Text to read:
11 Bayesian Linear Models

BuildIt Inc. flips houses - they buy houses to quickly renovate and then sell. Their specialty is building additions on to existing houses in established neighborhoods and then selling the home at prices above their total investment. BuildIt’s decision to move into a neighborhood is based on how sales price fluctuates with square footage. If sales price seems to increase by more than $120 per additional square foot, then they consider that neighborhood to be a good candidate for buying houses. BuildIt is eyeing a new neighborhood and records the square footage and prices of some recent sales transactions.

The following code creates a dataframe with BuildIt’s findings (note: salesPrice is in thousands of dollars):

## make two data arrays representing observations
## of six home sales
salesPrice = [160, 220, 190, 250, 290, 240]
sqFootage = [960, 1285, 1350, 1600, 1850, 1900]

Visually, we can confirm what appears to be a linear relationship between square footage and sales prices by creating a scatterplot with a linear regression line drawn in blue (the experimental seaborn.objects interface within the seaborn package can do this quickly and it is a superior interface, allowing for method chaining, than the standard seaborn interface):

https://seaborn.pydata.org/tutorial/objects_interface.html#

import seaborn as sns
import seaborn.objects as so
import matplotlib.pyplot as plt
from matplotlib import style

(
    so.Plot(x=sqFootage, y=salesPrice)
    .add(so.Dots(pointsize = 12)) ## big points
    .add(so.Line(), so.PolyFit(order = 1)) ## adds regression line
    .label(x="Square Footage", y="Sales Price in (000's)")
    .theme({**style.library["seaborn-whitegrid"]})
    .show()
)

Figure 11.2: A plaubile regression line placed through the six observed sales.

BuildIt is interested in the slope of this line which gives the estimated change in mean sales price for each unit change in square footage. For BuildIt, they want to know if this slope is above $120 per square foot because at that price point the firm is confident it can make money?

Letting,

$\begin{aligned} x_{i} \equiv & The square footage for the i^{t h} house. \\ y_{i} \equiv & The observed sales price, in 000’s, for the i^{t h} house. \\ α \equiv & The intercept term for the regression line. \\ β \equiv & The slope coefficient representing change in expected price per square footage. \\ μ_{i} \equiv & The expected sales price, in 000’s, for any given square footage where \\ μ_{i} = E (y_{i} | x_{i}) and μ_{i} = α + β \times x_{i} . \end{aligned}$

the linear regression output can be extracted using the numpy.polyfit() function. We will not worry about the coding details here as this is not the type of regression we will use going forward. For now, the first element of the returned array is $β$ , the slope coefficient for how price changes per square foot and the second element of the array is $α$ typically referred to as the y-intercept.

Given problem 1: Summarize the text on BuildIt's house-price regression in two sentences.
Given problem 2: Carry on with the text on BuildIt's house-price regression from the point where it stops.

Raw data:

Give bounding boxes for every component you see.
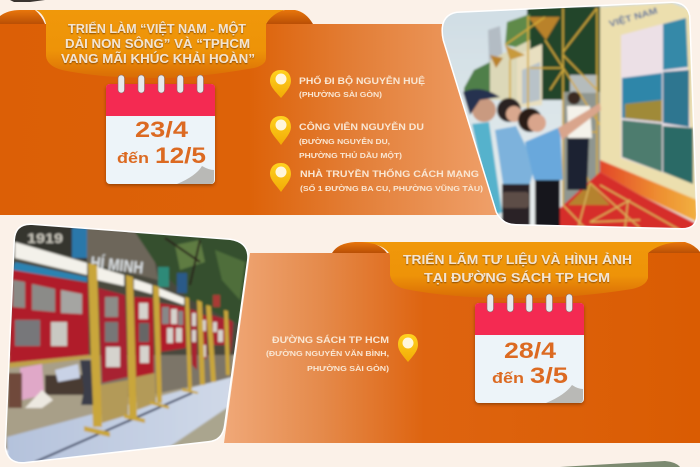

Task response 1: BuildIt Inc. flips houses by building additions and considers a neighborhood a good candidate if sales price rises by more than $120 per additional square foot, so it recorded the square footage and prices of six home sales in a new neighborhood. The text plots these sales with a regression line using the seaborn.objects interface, defines the model μ = α + β × x with intercept α and slope β, and notes that numpy.polyfit() returns the slope first and the intercept second.

Task response 2:
import numpy as np
np.polyfit(x = sqFootage, y = salesPrice, deg = 1)

array([ 0.1114099, 58.9064047])

Based on the output, the following linear equation is the so-called “best” line:

$μ_{i} = 58.91 + 0.1114 \times x_{i}$

The model suggests, assuming its assumptions are justified, that BuildIt can anticipate being able to sell additional square footage for about $111 per square foot (i.e. $1000 * β$ because price is in 000’s). This would not earn them acceptable profit as it is less than $120 per square foot. However, with only 6 data points, there is obviously going to be tremendous uncertainty in this estimate. A Bayesian model, like we will use below, helps to capture this uncertainty.

11.1 A Simple Bayesian Linear Model

From previous coursework, you are probably familiar with simple linear regression in a non-Bayesian context. Extending this model to our Bayesian context, we will create an observational model with the assumption that our observed data is normally distributed around some line. Let’s use the following notation to describe the line:

$μ_{i} = α + β x_{i}$

where,

$\begin{aligned} x_{i} & \equiv The value of an explanatory variable for the i^{t h} observation. \\ α & \equiv The intercept term for the line. \\ β & \equiv The slope coefficient for the line. \\ μ_{i} & \equiv The expected value (or mean) for the i^{t h} observation. \end{aligned}$

Using a generative DAG, Figure 11.3 presents the Bayesian version of simple linear regression.

Figure 11.3: Generative DAG model using Bayesian linear regression.

The statistical model of the generative DAG in Figure 11.3 has reasonable priors that we will analyze later - for now, let’s digest the implied narrative. Starting at the bottom:

Sales Price Node( $y$ ): We observe Sales Price data where each realization is normally distributed about an Expected Sales Price, $μ$ .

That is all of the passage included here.